PROBLEM DETAILS » Transcribe the records that follow in their entirety, omitting any pictures.

RECORDS TO USE »

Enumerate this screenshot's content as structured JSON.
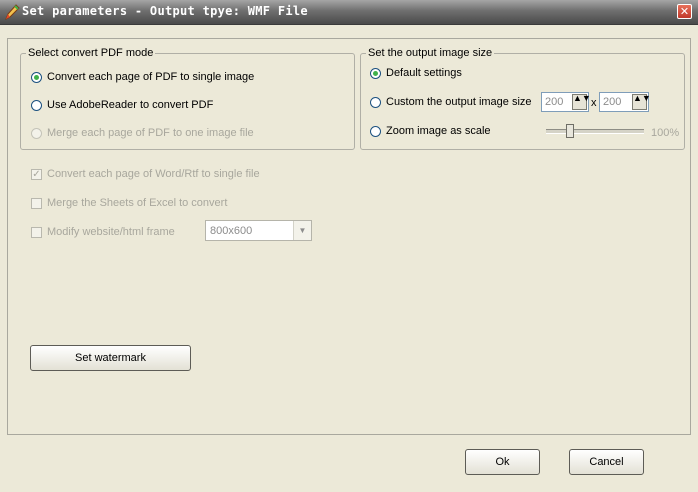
{
  "window": {
    "title": "Set parameters - Output tpye: WMF File",
    "close_glyph": "✕"
  },
  "pdf_mode": {
    "group_title": "Select convert PDF mode",
    "options": [
      {
        "label": "Convert each page of PDF to single image",
        "checked": true,
        "enabled": true
      },
      {
        "label": "Use AdobeReader to convert PDF",
        "checked": false,
        "enabled": true
      },
      {
        "label": "Merge each page of PDF to one image file",
        "checked": false,
        "enabled": false
      }
    ]
  },
  "image_size": {
    "group_title": "Set the output image size",
    "default_label": "Default settings",
    "custom_label": "Custom the output image size",
    "width_value": "200",
    "separator": "x",
    "height_value": "200",
    "zoom_label": "Zoom image as scale",
    "zoom_value": "100%",
    "zoom_slider_fraction": 0.22
  },
  "options": {
    "word_label": "Convert each page of Word/Rtf to single file",
    "word_checked": true,
    "excel_label": "Merge the Sheets of Excel to convert",
    "excel_checked": false,
    "website_label": "Modify website/html frame",
    "website_checked": false,
    "frame_size": "800x600"
  },
  "buttons": {
    "watermark": "Set watermark",
    "ok": "Ok",
    "cancel": "Cancel"
  },
  "icons": {
    "app": "pencil-icon",
    "check": "✓",
    "spin": "▲▼",
    "dropdown": "▼"
  }
}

WRITTEN ANSWER »
Enumerate this screenshot's content as structured JSON.
{
  "window": {
    "title": "Set parameters - Output tpye: WMF File",
    "close_glyph": "✕"
  },
  "pdf_mode": {
    "group_title": "Select convert PDF mode",
    "options": [
      {
        "label": "Convert each page of PDF to single image",
        "checked": true,
        "enabled": true
      },
      {
        "label": "Use AdobeReader to convert PDF",
        "checked": false,
        "enabled": true
      },
      {
        "label": "Merge each page of PDF to one image file",
        "checked": false,
        "enabled": false
      }
    ]
  },
  "image_size": {
    "group_title": "Set the output image size",
    "default_label": "Default settings",
    "custom_label": "Custom the output image size",
    "width_value": "200",
    "separator": "x",
    "height_value": "200",
    "zoom_label": "Zoom image as scale",
    "zoom_value": "100%",
    "zoom_slider_fraction": 0.22
  },
  "options": {
    "word_label": "Convert each page of Word/Rtf to single file",
    "word_checked": true,
    "excel_label": "Merge the Sheets of Excel to convert",
    "excel_checked": false,
    "website_label": "Modify website/html frame",
    "website_checked": false,
    "frame_size": "800x600"
  },
  "buttons": {
    "watermark": "Set watermark",
    "ok": "Ok",
    "cancel": "Cancel"
  },
  "icons": {
    "app": "pencil-icon",
    "check": "✓",
    "spin": "▲▼",
    "dropdown": "▼"
  }
}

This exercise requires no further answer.